• **Text to read**:
════════════════
Jan 20, 2008 09:09
Hey all.. i am not sure if anyone checks here anymore. I feel like i am slowly starting to come out of this painful fog that is my life and want to reach out to you all again..
I miss you all terribly and cant wait to hear how you all have been doing.
i know a few ppl know what is happening in my life and other ppl are wondering wtf i am doing.
Well i have left Ray. Short and Sweet. But also Painful and Tiring. Its not easy to leave someone who you have been with for 14 years. I am still really good friends with him and we are still trying to work thru things so that we can stay that way.
It would have been much easier to leave him if i was mad at him or hated him. I am neither of those things just so you know. I am no where near andgry and i still love that man very much.. painfully so actually.
I decided to end our relationship before it got to the point of anger and hatred. As much as i dont want a relationship anymore with this man it does not mean i dont want him in my life. I jsut felt that by stying married and on the same path that we were following the hatred and anger were not that far off. I chose to end my relationship with my husband BEFORE this happened so that i could keep him in my life.
I know you all have had close connections with Ray thru these years and have felt close to him. I am so sorry for hurting you guys by doing this. Honestly i am just looking for a chance for Ray and I to be happy. We were not accomplishing this as a couple. We did have happy and very loving moments and when things were bad.. they never really were that bad... its jsut that i want great... actually i want phenominal... i want Ray and I to find the loves of our lives and to spend hte rest of our lives in bliss... not just partially happy. Alot of what i do.. i do for Ray... he does not understand that at this point.. but he needs someone that can give him the things that he needs in life. He also needs to learn to depend on himself instead of fully depending on me to take care of everything.
════════════════
• **Stated goal 1**: According to the post, how long had the writer been with Ray?

Image-based layout entries
════════════════
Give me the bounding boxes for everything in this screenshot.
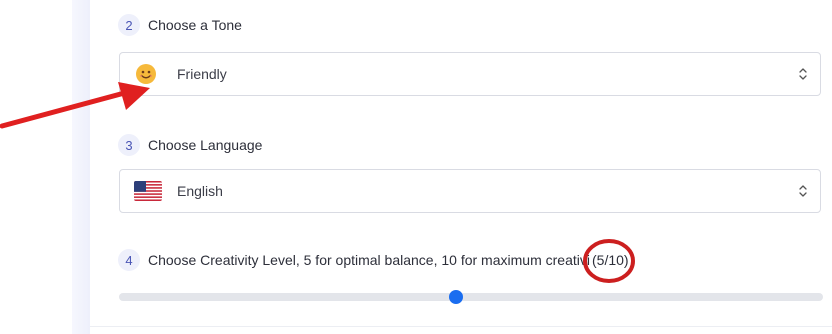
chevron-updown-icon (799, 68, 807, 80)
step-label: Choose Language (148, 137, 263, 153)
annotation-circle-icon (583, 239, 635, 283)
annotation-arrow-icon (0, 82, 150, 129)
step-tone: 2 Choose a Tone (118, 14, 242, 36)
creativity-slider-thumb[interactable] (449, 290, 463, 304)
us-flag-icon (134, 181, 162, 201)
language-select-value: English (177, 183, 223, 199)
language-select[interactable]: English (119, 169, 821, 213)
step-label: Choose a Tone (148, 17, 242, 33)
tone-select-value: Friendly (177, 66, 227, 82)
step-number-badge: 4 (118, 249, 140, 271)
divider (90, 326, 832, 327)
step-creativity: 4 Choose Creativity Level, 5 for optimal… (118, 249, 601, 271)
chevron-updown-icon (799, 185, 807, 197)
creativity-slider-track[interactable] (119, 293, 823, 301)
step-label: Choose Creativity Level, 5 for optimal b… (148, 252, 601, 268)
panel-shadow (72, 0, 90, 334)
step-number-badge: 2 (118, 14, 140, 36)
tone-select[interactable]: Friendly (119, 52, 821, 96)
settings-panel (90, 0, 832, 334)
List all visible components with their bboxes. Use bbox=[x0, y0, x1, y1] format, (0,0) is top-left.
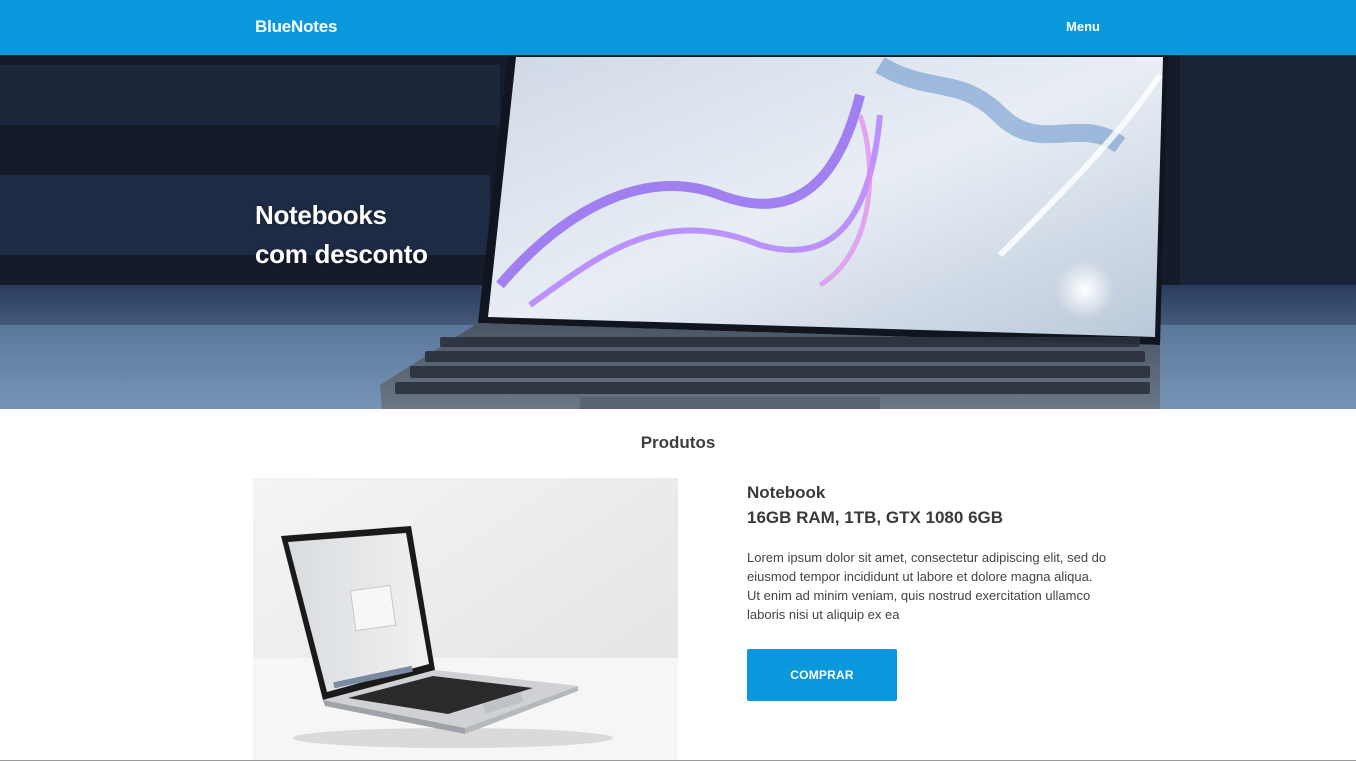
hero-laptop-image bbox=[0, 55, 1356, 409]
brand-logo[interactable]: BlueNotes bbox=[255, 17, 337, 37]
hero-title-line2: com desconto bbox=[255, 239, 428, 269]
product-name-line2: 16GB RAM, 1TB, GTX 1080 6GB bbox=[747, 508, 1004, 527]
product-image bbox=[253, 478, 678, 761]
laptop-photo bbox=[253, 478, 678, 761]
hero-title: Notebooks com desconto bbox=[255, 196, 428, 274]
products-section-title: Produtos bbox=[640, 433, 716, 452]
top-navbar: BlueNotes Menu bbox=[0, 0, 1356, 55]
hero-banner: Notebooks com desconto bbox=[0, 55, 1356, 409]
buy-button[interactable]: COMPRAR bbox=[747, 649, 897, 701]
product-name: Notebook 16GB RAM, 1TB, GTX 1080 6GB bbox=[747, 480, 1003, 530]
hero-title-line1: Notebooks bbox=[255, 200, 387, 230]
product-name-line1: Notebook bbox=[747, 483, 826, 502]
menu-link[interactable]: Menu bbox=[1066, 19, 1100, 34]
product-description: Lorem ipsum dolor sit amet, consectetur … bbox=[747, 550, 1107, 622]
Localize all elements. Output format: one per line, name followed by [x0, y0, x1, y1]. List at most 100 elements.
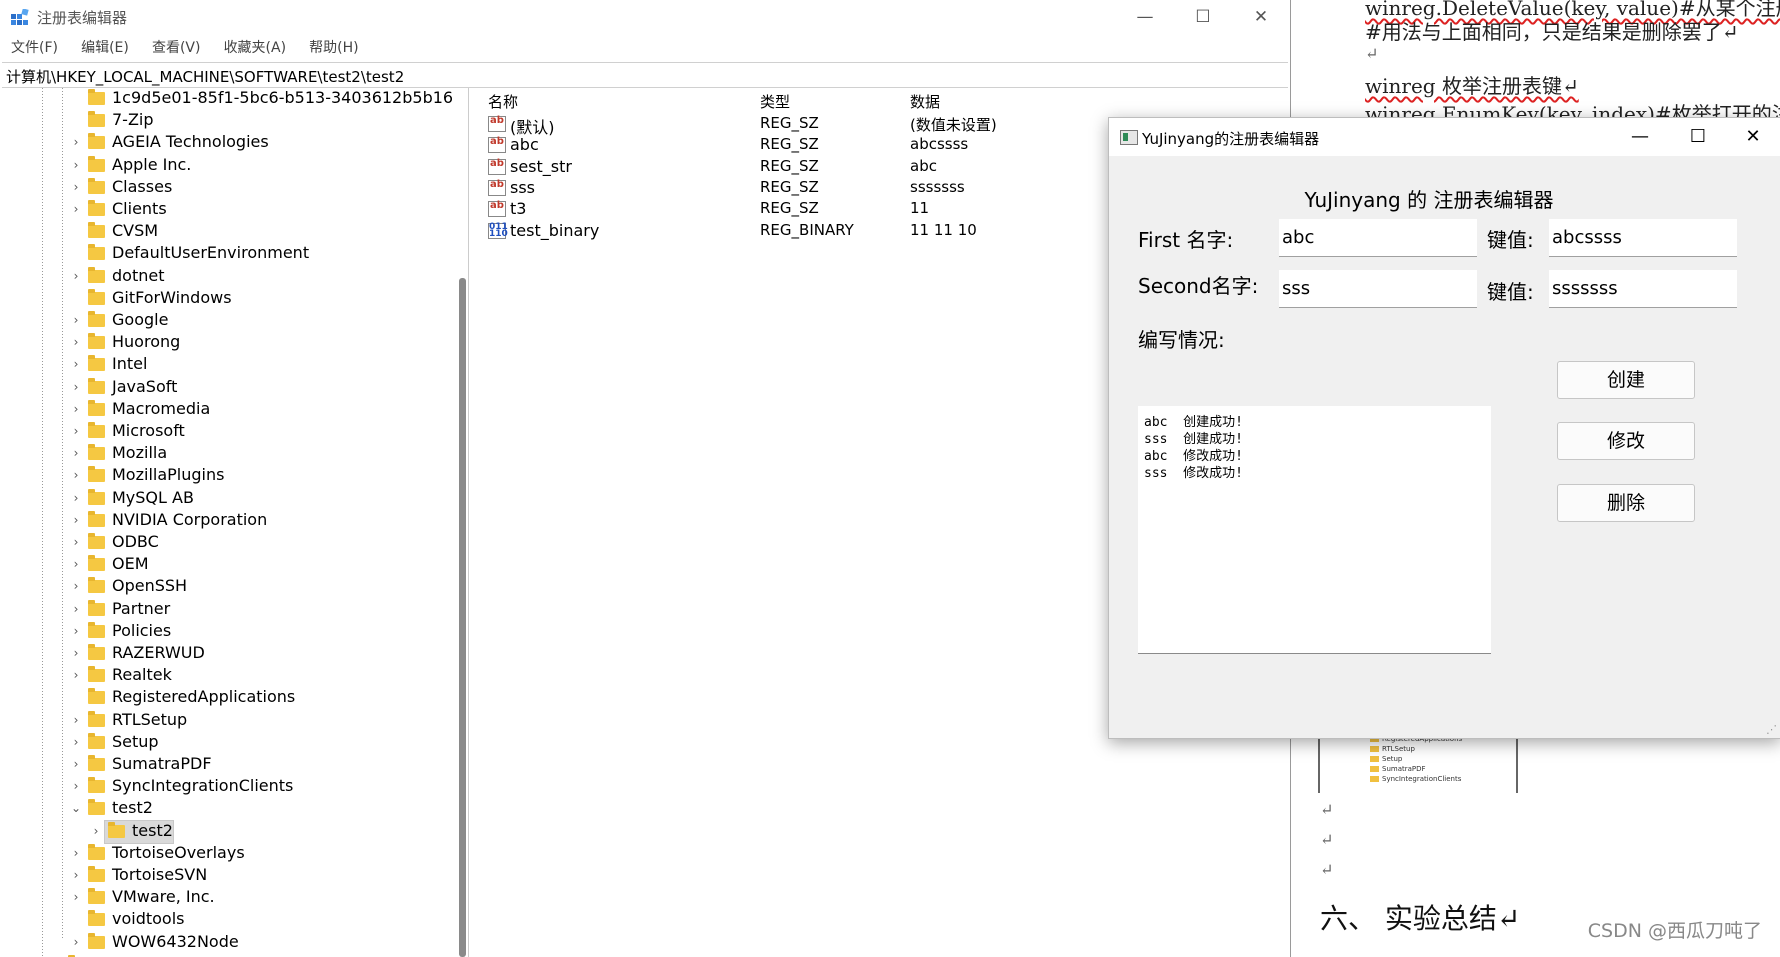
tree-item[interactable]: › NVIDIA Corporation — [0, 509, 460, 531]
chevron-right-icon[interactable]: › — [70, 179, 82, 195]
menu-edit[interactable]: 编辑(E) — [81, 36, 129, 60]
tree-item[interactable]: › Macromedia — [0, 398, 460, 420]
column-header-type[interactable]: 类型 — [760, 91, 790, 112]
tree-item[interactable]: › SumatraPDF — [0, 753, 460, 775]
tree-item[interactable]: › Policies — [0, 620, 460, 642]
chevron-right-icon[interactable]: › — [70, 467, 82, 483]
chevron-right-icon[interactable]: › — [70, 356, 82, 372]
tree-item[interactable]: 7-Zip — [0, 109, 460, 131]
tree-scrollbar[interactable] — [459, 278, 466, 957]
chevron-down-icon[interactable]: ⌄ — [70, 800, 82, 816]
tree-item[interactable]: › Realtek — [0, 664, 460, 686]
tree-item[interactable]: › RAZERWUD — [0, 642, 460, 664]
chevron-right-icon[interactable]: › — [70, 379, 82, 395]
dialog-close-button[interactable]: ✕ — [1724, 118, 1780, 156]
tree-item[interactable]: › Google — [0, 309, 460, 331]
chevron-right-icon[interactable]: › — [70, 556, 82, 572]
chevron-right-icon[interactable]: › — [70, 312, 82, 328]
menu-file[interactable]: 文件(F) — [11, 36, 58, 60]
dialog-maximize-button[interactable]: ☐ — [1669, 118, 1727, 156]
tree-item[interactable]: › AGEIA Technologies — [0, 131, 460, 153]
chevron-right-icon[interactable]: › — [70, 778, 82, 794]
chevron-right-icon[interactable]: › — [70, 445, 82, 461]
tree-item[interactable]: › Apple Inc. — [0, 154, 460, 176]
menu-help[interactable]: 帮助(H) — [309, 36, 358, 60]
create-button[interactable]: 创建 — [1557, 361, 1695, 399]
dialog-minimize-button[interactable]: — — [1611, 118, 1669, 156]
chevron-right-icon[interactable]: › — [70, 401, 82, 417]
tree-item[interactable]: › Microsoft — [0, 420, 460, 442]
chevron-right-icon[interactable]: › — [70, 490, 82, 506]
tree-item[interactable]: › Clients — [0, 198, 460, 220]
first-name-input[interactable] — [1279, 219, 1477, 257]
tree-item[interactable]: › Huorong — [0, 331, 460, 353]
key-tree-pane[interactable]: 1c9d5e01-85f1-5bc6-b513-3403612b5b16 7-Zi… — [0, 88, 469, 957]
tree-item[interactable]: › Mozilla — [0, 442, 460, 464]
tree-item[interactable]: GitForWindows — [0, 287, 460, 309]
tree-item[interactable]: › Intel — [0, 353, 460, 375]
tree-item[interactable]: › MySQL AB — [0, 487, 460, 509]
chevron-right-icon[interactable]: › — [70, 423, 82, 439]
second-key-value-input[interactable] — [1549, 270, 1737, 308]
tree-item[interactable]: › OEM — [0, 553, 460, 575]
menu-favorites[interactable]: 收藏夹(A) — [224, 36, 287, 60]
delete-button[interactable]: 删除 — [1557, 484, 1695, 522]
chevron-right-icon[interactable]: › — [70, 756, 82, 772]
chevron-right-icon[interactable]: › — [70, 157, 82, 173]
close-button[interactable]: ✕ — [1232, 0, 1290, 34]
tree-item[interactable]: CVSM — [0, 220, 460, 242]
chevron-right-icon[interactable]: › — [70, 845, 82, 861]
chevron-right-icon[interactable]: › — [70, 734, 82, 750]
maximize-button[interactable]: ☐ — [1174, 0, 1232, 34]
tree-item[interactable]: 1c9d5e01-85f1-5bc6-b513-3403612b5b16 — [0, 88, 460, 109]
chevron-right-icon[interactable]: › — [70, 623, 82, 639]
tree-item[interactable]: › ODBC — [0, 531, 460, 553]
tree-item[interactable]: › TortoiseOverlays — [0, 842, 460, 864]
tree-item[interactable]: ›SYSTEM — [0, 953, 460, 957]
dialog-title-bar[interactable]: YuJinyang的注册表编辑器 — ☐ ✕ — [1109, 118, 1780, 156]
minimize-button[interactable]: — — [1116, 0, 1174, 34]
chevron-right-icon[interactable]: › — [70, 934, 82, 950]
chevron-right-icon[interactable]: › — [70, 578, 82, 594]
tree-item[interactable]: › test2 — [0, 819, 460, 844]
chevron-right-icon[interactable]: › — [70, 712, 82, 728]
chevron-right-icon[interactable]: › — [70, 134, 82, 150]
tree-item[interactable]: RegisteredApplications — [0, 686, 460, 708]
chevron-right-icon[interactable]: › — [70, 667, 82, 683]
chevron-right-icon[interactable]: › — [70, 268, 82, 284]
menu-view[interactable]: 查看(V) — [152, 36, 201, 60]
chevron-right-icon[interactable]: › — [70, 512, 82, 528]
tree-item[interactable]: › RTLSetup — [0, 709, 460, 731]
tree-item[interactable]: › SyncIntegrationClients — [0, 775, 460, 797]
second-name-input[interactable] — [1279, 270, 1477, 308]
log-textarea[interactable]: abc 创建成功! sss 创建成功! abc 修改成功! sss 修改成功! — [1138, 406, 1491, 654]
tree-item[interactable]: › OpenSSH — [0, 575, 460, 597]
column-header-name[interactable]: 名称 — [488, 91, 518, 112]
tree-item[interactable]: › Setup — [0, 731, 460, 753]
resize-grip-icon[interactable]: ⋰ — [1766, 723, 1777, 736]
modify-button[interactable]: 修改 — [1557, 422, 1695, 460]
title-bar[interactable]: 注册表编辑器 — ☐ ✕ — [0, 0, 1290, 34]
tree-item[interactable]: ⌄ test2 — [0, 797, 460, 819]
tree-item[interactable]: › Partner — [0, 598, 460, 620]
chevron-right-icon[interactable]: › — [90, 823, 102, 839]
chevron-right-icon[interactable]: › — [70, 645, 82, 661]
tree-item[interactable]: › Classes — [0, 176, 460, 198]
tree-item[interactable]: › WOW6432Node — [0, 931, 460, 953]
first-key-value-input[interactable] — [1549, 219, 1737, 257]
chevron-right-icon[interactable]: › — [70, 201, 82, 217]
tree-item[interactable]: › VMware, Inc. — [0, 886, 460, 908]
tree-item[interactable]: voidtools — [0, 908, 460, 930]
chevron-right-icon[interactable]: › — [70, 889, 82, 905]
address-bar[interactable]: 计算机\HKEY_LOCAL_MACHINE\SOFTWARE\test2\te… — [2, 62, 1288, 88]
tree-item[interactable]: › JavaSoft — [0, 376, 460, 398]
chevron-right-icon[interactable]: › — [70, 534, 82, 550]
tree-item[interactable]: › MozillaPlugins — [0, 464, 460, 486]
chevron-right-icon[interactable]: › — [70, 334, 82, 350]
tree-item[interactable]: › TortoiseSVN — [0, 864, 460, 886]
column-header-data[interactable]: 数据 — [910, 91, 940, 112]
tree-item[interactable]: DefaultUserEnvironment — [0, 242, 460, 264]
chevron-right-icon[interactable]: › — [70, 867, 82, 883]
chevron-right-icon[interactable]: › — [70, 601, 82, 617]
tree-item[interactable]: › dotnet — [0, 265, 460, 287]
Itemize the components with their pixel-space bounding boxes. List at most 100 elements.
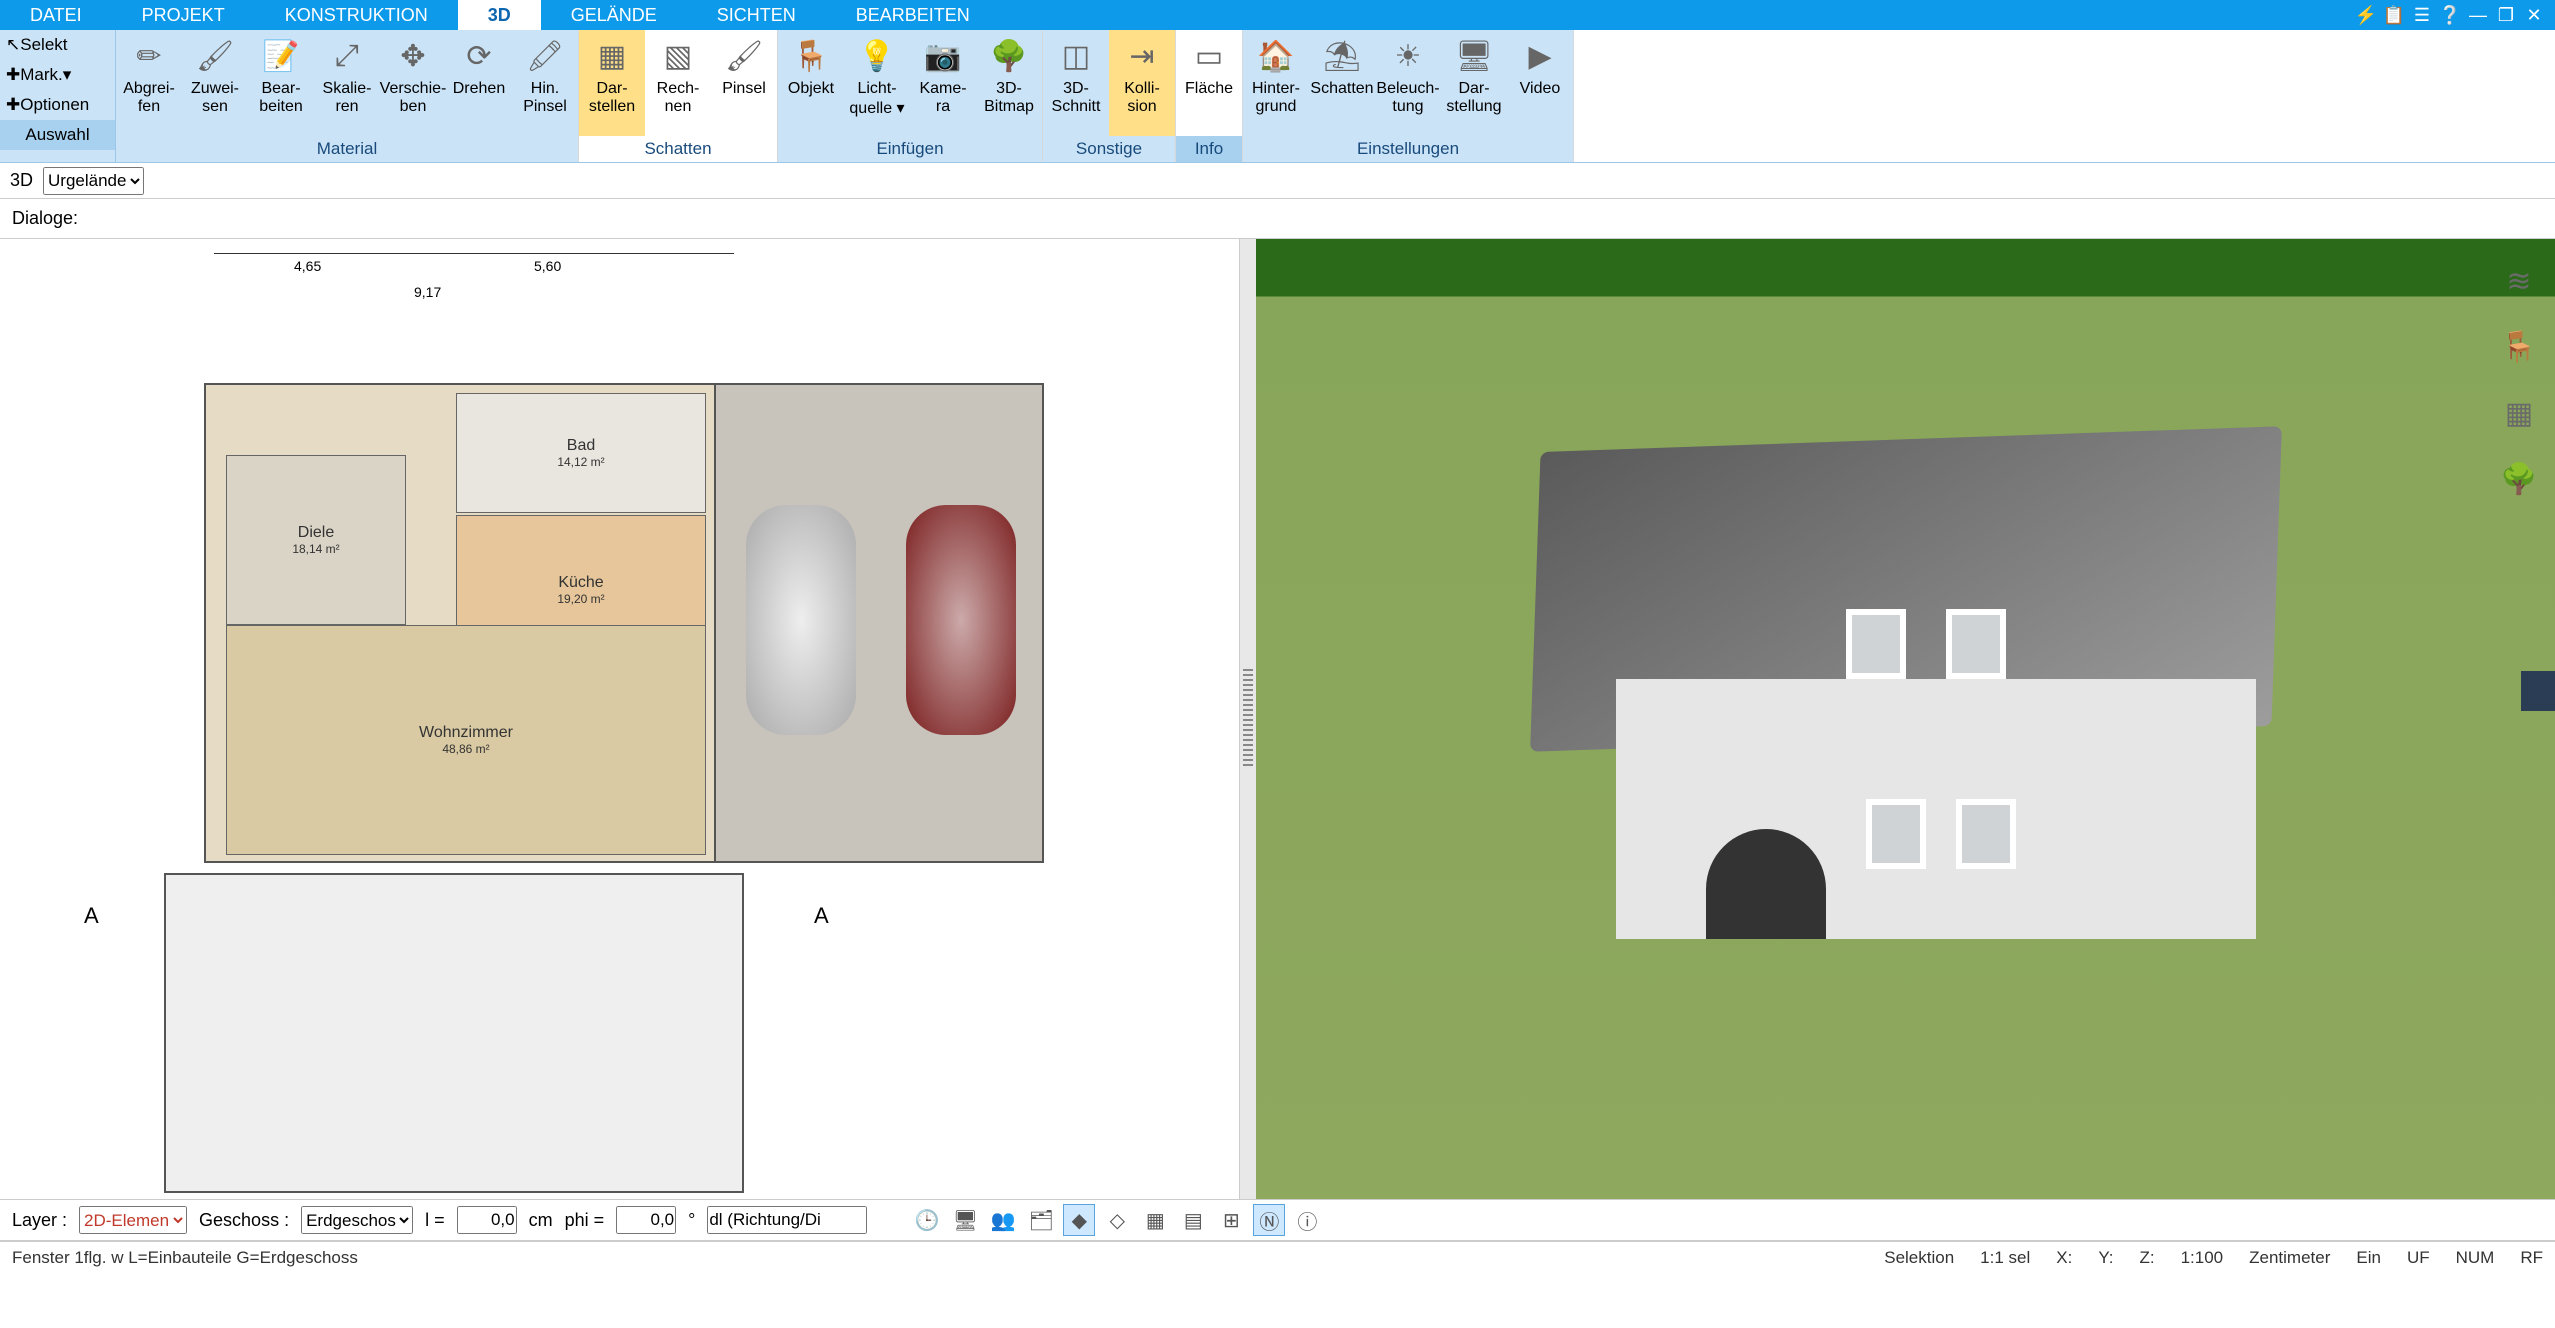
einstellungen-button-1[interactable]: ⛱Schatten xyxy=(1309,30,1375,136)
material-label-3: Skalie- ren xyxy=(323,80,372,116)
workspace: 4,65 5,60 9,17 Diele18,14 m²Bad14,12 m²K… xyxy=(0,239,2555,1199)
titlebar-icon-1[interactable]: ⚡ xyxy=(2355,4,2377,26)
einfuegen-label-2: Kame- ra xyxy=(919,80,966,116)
════════════════
• **Stated goal 2**: In the listing, rewrite the lines from the one with "hero-laptop-image bbox=[0, 55, 1356, 409]" up to and including the one with "top-navbar: BlueNotes Menu", putting "notebook-photo" in place of "laptop-photo" and leaving everything else unchanged.

• **Output 1**: 14 years.

• **Output 2**:
hero-laptop-image bbox=[0, 55, 1356, 409]
brand-logo[interactable]: BlueNotes bbox=[255, 17, 337, 37]
hero-title-line2: com desconto bbox=[255, 239, 428, 269]
product-name-line2: 16GB RAM, 1TB, GTX 1080 6GB bbox=[747, 508, 1004, 527]
product-image bbox=[253, 478, 678, 761]
notebook-photo bbox=[253, 478, 678, 761]
hero-title: Notebooks com desconto bbox=[255, 196, 428, 274]
products-section-title: Produtos bbox=[640, 433, 716, 452]
top-navbar: BlueNotes Menu bbox=[0, 0, 1356, 55]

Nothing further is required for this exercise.